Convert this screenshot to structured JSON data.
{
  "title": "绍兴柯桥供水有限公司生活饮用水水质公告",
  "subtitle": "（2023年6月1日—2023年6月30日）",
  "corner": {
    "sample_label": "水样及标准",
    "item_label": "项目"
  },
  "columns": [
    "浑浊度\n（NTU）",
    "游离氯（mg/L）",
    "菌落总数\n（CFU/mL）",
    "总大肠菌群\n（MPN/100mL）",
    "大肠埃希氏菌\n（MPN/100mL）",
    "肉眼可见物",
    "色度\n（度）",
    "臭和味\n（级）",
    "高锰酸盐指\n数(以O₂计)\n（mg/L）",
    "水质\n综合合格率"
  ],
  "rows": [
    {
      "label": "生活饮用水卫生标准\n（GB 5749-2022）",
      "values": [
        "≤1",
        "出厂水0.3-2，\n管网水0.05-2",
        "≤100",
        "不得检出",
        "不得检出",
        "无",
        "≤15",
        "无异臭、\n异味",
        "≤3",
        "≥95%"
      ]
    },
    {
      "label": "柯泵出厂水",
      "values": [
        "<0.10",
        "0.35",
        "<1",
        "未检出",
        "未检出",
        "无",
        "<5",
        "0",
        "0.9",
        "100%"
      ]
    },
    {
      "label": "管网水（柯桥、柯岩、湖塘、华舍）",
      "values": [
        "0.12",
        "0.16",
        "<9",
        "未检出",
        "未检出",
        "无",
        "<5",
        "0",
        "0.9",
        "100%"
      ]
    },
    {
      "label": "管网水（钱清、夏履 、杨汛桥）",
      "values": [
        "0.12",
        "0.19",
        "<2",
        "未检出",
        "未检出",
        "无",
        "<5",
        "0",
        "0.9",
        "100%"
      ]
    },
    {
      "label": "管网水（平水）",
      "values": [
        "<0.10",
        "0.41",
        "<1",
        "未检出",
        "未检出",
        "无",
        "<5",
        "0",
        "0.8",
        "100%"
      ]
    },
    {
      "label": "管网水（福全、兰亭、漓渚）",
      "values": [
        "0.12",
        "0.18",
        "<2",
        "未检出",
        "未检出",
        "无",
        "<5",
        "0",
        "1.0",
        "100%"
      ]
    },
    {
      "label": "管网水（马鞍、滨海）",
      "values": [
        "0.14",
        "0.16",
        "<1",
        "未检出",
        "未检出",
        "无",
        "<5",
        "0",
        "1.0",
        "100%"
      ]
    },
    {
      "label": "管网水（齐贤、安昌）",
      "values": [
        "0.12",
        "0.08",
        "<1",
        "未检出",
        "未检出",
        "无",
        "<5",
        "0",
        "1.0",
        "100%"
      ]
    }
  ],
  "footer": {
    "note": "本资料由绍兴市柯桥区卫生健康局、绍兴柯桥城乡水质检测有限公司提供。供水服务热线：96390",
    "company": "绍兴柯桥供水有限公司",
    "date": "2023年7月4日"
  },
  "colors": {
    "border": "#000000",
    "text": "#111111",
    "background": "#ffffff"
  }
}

┄┄┄┄┄┄┄┄┄┄

*Exercise details*:
Would you copy out each line exactly as written?

*Full solution*:
Convert this screenshot to structured JSON data.
{
  "title": "绍兴柯桥供水有限公司生活饮用水水质公告",
  "subtitle": "（2023年6月1日—2023年6月30日）",
  "corner": {
    "sample_label": "水样及标准",
    "item_label": "项目"
  },
  "columns": [
    "浑浊度\n（NTU）",
    "游离氯（mg/L）",
    "菌落总数\n（CFU/mL）",
    "总大肠菌群\n（MPN/100mL）",
    "大肠埃希氏菌\n（MPN/100mL）",
    "肉眼可见物",
    "色度\n（度）",
    "臭和味\n（级）",
    "高锰酸盐指\n数(以O₂计)\n（mg/L）",
    "水质\n综合合格率"
  ],
  "rows": [
    {
      "label": "生活饮用水卫生标准\n（GB 5749-2022）",
      "values": [
        "≤1",
        "出厂水0.3-2，\n管网水0.05-2",
        "≤100",
        "不得检出",
        "不得检出",
        "无",
        "≤15",
        "无异臭、\n异味",
        "≤3",
        "≥95%"
      ]
    },
    {
      "label": "柯泵出厂水",
      "values": [
        "<0.10",
        "0.35",
        "<1",
        "未检出",
        "未检出",
        "无",
        "<5",
        "0",
        "0.9",
        "100%"
      ]
    },
    {
      "label": "管网水（柯桥、柯岩、湖塘、华舍）",
      "values": [
        "0.12",
        "0.16",
        "<9",
        "未检出",
        "未检出",
        "无",
        "<5",
        "0",
        "0.9",
        "100%"
      ]
    },
    {
      "label": "管网水（钱清、夏履 、杨汛桥）",
      "values": [
        "0.12",
        "0.19",
        "<2",
        "未检出",
        "未检出",
        "无",
        "<5",
        "0",
        "0.9",
        "100%"
      ]
    },
    {
      "label": "管网水（平水）",
      "values": [
        "<0.10",
        "0.41",
        "<1",
        "未检出",
        "未检出",
        "无",
        "<5",
        "0",
        "0.8",
        "100%"
      ]
    },
    {
      "label": "管网水（福全、兰亭、漓渚）",
      "values": [
        "0.12",
        "0.18",
        "<2",
        "未检出",
        "未检出",
        "无",
        "<5",
        "0",
        "1.0",
        "100%"
      ]
    },
    {
      "label": "管网水（马鞍、滨海）",
      "values": [
        "0.14",
        "0.16",
        "<1",
        "未检出",
        "未检出",
        "无",
        "<5",
        "0",
        "1.0",
        "100%"
      ]
    },
    {
      "label": "管网水（齐贤、安昌）",
      "values": [
        "0.12",
        "0.08",
        "<1",
        "未检出",
        "未检出",
        "无",
        "<5",
        "0",
        "1.0",
        "100%"
      ]
    }
  ],
  "footer": {
    "note": "本资料由绍兴市柯桥区卫生健康局、绍兴柯桥城乡水质检测有限公司提供。供水服务热线：96390",
    "company": "绍兴柯桥供水有限公司",
    "date": "2023年7月4日"
  },
  "colors": {
    "border": "#000000",
    "text": "#111111",
    "background": "#ffffff"
  }
}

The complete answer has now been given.